Go through the lines below and copy each one that holds the string "kind".

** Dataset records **
-- BEGIN --

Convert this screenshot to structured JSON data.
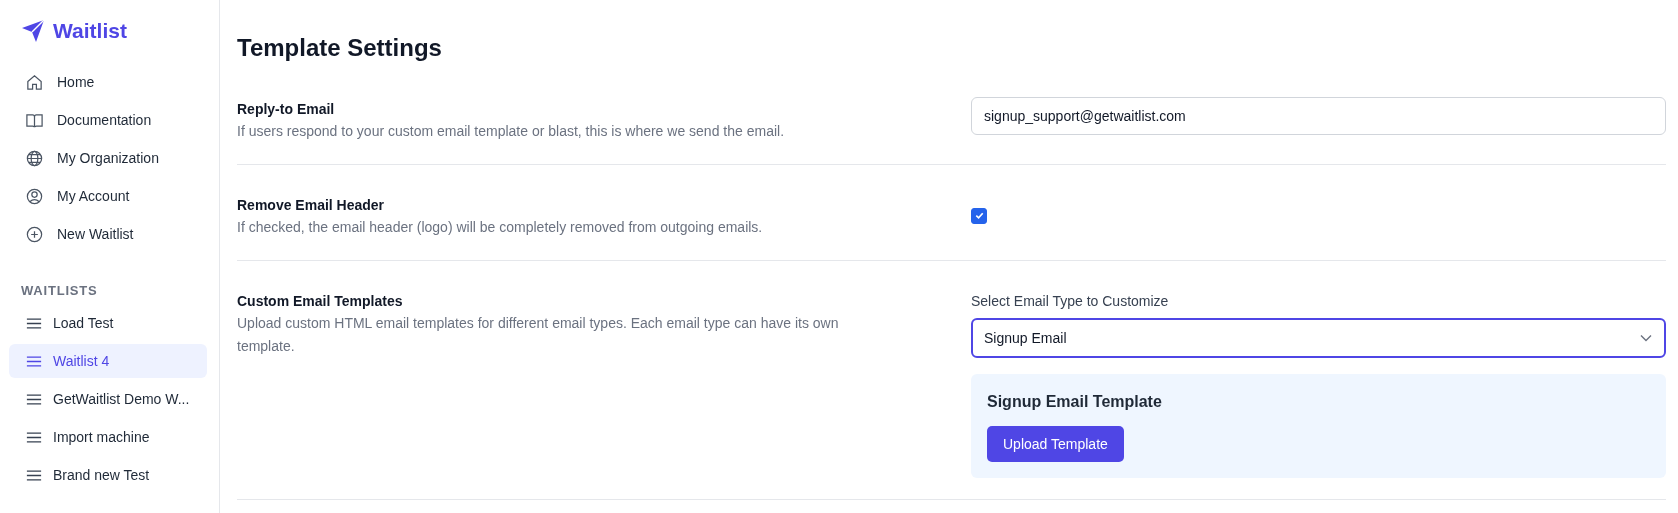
{
  "brand": {
    "name": "Waitlist"
  },
  "nav": [
    {
      "label": "Home"
    },
    {
      "label": "Documentation"
    },
    {
      "label": "My Organization"
    },
    {
      "label": "My Account"
    },
    {
      "label": "New Waitlist"
    }
  ],
  "waitlists": {
    "heading": "WAITLISTS",
    "items": [
      {
        "label": "Load Test",
        "selected": false
      },
      {
        "label": "Waitlist 4",
        "selected": true
      },
      {
        "label": "GetWaitlist Demo W...",
        "selected": false
      },
      {
        "label": "Import machine",
        "selected": false
      },
      {
        "label": "Brand new Test",
        "selected": false
      }
    ]
  },
  "page": {
    "title": "Template Settings"
  },
  "sections": [
    {
      "kind": "text",
      "title": "Reply-to Email",
      "description": "If users respond to your custom email template or blast, this is where we send the email.",
      "value": "signup_support@getwaitlist.com"
    },
    {
      "kind": "checkbox",
      "title": "Remove Email Header",
      "description": "If checked, the email header (logo) will be completely removed from outgoing emails.",
      "checked": true
    },
    {
      "kind": "templates",
      "title": "Custom Email Templates",
      "description": "Upload custom HTML email templates for different email types. Each email type can have its own template.",
      "select_label": "Select Email Type to Customize",
      "select_value": "Signup Email",
      "card_title": "Signup Email Template",
      "button": "Upload Template"
    }
  ]
}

-- END --

** Correct answer **
      "kind": "text",
      "kind": "checkbox",
      "kind": "templates",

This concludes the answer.